Exercise task:
Copy out each line exactly as it appears.

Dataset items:
#####
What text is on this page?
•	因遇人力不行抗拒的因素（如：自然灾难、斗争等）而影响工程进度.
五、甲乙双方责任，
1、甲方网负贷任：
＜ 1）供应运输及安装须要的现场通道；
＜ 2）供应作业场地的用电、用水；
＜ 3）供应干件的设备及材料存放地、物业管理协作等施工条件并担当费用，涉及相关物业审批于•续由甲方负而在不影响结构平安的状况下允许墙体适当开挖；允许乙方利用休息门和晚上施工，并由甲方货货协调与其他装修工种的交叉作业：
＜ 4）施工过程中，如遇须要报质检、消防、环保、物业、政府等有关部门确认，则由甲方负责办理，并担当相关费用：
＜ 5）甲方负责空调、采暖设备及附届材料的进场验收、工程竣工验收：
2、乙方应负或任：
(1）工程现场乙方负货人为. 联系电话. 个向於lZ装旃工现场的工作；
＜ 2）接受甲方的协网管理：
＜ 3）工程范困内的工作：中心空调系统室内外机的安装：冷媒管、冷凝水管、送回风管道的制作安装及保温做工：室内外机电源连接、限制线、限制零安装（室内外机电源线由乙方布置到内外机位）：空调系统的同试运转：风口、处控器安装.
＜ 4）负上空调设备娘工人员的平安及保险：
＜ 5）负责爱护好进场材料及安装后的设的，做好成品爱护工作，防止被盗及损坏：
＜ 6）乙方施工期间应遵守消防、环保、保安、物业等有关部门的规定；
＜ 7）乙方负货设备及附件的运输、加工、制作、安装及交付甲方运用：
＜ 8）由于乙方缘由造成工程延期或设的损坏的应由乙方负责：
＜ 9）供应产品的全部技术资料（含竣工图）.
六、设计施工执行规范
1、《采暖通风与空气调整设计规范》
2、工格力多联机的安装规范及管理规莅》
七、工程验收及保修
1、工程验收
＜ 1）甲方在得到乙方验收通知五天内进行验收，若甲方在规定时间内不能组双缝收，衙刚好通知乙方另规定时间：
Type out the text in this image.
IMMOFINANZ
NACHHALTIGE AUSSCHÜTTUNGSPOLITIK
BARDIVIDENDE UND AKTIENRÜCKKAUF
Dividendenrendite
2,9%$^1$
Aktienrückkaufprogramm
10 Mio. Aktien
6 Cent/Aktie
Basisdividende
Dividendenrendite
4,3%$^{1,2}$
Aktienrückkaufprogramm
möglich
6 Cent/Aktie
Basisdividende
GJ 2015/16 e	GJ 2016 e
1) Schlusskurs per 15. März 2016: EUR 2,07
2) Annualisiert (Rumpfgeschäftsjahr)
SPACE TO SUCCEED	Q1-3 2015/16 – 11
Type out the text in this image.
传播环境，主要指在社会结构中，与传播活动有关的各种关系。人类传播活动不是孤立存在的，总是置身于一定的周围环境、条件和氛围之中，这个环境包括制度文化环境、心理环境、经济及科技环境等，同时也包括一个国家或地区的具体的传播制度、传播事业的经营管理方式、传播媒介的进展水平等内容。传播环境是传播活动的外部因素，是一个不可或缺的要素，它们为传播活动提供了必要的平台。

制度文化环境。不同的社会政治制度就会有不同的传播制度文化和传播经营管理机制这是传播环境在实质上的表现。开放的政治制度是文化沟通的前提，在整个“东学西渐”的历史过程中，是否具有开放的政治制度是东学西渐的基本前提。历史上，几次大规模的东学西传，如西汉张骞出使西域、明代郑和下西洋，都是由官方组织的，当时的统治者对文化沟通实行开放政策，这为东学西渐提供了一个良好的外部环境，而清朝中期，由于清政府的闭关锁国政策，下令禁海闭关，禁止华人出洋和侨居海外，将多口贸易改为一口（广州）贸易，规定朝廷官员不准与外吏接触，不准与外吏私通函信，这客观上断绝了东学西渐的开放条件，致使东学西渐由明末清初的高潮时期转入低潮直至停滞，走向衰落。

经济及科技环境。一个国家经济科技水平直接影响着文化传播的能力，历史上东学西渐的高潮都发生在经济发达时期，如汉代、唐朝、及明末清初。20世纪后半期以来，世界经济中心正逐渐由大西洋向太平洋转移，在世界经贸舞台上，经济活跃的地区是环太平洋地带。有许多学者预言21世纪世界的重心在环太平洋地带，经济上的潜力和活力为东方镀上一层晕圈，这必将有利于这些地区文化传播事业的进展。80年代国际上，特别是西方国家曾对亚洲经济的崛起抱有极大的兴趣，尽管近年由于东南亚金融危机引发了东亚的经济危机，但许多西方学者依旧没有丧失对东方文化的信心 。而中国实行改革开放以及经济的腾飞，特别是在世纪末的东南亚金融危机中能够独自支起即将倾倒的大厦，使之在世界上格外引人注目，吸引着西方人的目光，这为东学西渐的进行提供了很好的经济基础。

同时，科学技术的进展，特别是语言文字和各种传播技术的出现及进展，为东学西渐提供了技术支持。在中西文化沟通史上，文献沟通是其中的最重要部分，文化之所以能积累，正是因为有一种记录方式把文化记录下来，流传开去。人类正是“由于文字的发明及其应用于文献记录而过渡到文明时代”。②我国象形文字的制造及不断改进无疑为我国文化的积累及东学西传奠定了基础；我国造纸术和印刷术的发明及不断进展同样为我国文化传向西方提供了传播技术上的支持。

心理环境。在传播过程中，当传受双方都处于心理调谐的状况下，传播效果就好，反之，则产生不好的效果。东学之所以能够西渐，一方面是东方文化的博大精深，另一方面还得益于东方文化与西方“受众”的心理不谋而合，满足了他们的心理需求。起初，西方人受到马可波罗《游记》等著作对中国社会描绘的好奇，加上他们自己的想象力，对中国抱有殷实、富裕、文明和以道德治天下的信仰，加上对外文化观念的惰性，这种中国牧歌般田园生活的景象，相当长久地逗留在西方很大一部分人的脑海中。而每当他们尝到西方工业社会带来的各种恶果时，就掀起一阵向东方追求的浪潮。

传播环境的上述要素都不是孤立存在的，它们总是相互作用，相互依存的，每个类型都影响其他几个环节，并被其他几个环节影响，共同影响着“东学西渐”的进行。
#####
Reply:
What text is on this page?
•	因遇人力不行抗拒的因素（如：自然灾难、斗争等）而影响工程进度.
五、甲乙双方责任，
1、甲方网负贷任：
＜ 1）供应运输及安装须要的现场通道；
＜ 2）供应作业场地的用电、用水；
＜ 3）供应干件的设备及材料存放地、物业管理协作等施工条件并担当费用，涉及相关物业审批于•续由甲方负而在不影响结构平安的状况下允许墙体适当开挖；允许乙方利用休息门和晚上施工，并由甲方货货协调与其他装修工种的交叉作业：
＜ 4）施工过程中，如遇须要报质检、消防、环保、物业、政府等有关部门确认，则由甲方负责办理，并担当相关费用：
＜ 5）甲方负责空调、采暖设备及附届材料的进场验收、工程竣工验收：
2、乙方应负或任：
(1）工程现场乙方负货人为. 联系电话. 个向於lZ装旃工现场的工作；
＜ 2）接受甲方的协网管理：
＜ 3）工程范困内的工作：中心空调系统室内外机的安装：冷媒管、冷凝水管、送回风管道的制作安装及保温做工：室内外机电源连接、限制线、限制零安装（室内外机电源线由乙方布置到内外机位）：空调系统的同试运转：风口、处控器安装.
＜ 4）负上空调设备娘工人员的平安及保险：
＜ 5）负责爱护好进场材料及安装后的设的，做好成品爱护工作，防止被盗及损坏：
＜ 6）乙方施工期间应遵守消防、环保、保安、物业等有关部门的规定；
＜ 7）乙方负货设备及附件的运输、加工、制作、安装及交付甲方运用：
＜ 8）由于乙方缘由造成工程延期或设的损坏的应由乙方负责：
＜ 9）供应产品的全部技术资料（含竣工图）.
六、设计施工执行规范
1、《采暖通风与空气调整设计规范》
2、工格力多联机的安装规范及管理规莅》
七、工程验收及保修
1、工程验收
＜ 1）甲方在得到乙方验收通知五天内进行验收，若甲方在规定时间内不能组双缝收，衙刚好通知乙方另规定时间：
Type out the text in this image.
IMMOFINANZ
NACHHALTIGE AUSSCHÜTTUNGSPOLITIK
BARDIVIDENDE UND AKTIENRÜCKKAUF
Dividendenrendite
2,9%$^1$
Aktienrückkaufprogramm
10 Mio. Aktien
6 Cent/Aktie
Basisdividende
Dividendenrendite
4,3%$^{1,2}$
Aktienrückkaufprogramm
möglich
6 Cent/Aktie
Basisdividende
GJ 2015/16 e	GJ 2016 e
1) Schlusskurs per 15. März 2016: EUR 2,07
2) Annualisiert (Rumpfgeschäftsjahr)
SPACE TO SUCCEED	Q1-3 2015/16 – 11
Type out the text in this image.
传播环境，主要指在社会结构中，与传播活动有关的各种关系。人类传播活动不是孤立存在的，总是置身于一定的周围环境、条件和氛围之中，这个环境包括制度文化环境、心理环境、经济及科技环境等，同时也包括一个国家或地区的具体的传播制度、传播事业的经营管理方式、传播媒介的进展水平等内容。传播环境是传播活动的外部因素，是一个不可或缺的要素，它们为传播活动提供了必要的平台。

制度文化环境。不同的社会政治制度就会有不同的传播制度文化和传播经营管理机制这是传播环境在实质上的表现。开放的政治制度是文化沟通的前提，在整个“东学西渐”的历史过程中，是否具有开放的政治制度是东学西渐的基本前提。历史上，几次大规模的东学西传，如西汉张骞出使西域、明代郑和下西洋，都是由官方组织的，当时的统治者对文化沟通实行开放政策，这为东学西渐提供了一个良好的外部环境，而清朝中期，由于清政府的闭关锁国政策，下令禁海闭关，禁止华人出洋和侨居海外，将多口贸易改为一口（广州）贸易，规定朝廷官员不准与外吏接触，不准与外吏私通函信，这客观上断绝了东学西渐的开放条件，致使东学西渐由明末清初的高潮时期转入低潮直至停滞，走向衰落。

经济及科技环境。一个国家经济科技水平直接影响着文化传播的能力，历史上东学西渐的高潮都发生在经济发达时期，如汉代、唐朝、及明末清初。20世纪后半期以来，世界经济中心正逐渐由大西洋向太平洋转移，在世界经贸舞台上，经济活跃的地区是环太平洋地带。有许多学者预言21世纪世界的重心在环太平洋地带，经济上的潜力和活力为东方镀上一层晕圈，这必将有利于这些地区文化传播事业的进展。80年代国际上，特别是西方国家曾对亚洲经济的崛起抱有极大的兴趣，尽管近年由于东南亚金融危机引发了东亚的经济危机，但许多西方学者依旧没有丧失对东方文化的信心 。而中国实行改革开放以及经济的腾飞，特别是在世纪末的东南亚金融危机中能够独自支起即将倾倒的大厦，使之在世界上格外引人注目，吸引着西方人的目光，这为东学西渐的进行提供了很好的经济基础。

同时，科学技术的进展，特别是语言文字和各种传播技术的出现及进展，为东学西渐提供了技术支持。在中西文化沟通史上，文献沟通是其中的最重要部分，文化之所以能积累，正是因为有一种记录方式把文化记录下来，流传开去。人类正是“由于文字的发明及其应用于文献记录而过渡到文明时代”。②我国象形文字的制造及不断改进无疑为我国文化的积累及东学西传奠定了基础；我国造纸术和印刷术的发明及不断进展同样为我国文化传向西方提供了传播技术上的支持。

心理环境。在传播过程中，当传受双方都处于心理调谐的状况下，传播效果就好，反之，则产生不好的效果。东学之所以能够西渐，一方面是东方文化的博大精深，另一方面还得益于东方文化与西方“受众”的心理不谋而合，满足了他们的心理需求。起初，西方人受到马可波罗《游记》等著作对中国社会描绘的好奇，加上他们自己的想象力，对中国抱有殷实、富裕、文明和以道德治天下的信仰，加上对外文化观念的惰性，这种中国牧歌般田园生活的景象，相当长久地逗留在西方很大一部分人的脑海中。而每当他们尝到西方工业社会带来的各种恶果时，就掀起一阵向东方追求的浪潮。

传播环境的上述要素都不是孤立存在的，它们总是相互作用，相互依存的，每个类型都影响其他几个环节，并被其他几个环节影响，共同影响着“东学西渐”的进行。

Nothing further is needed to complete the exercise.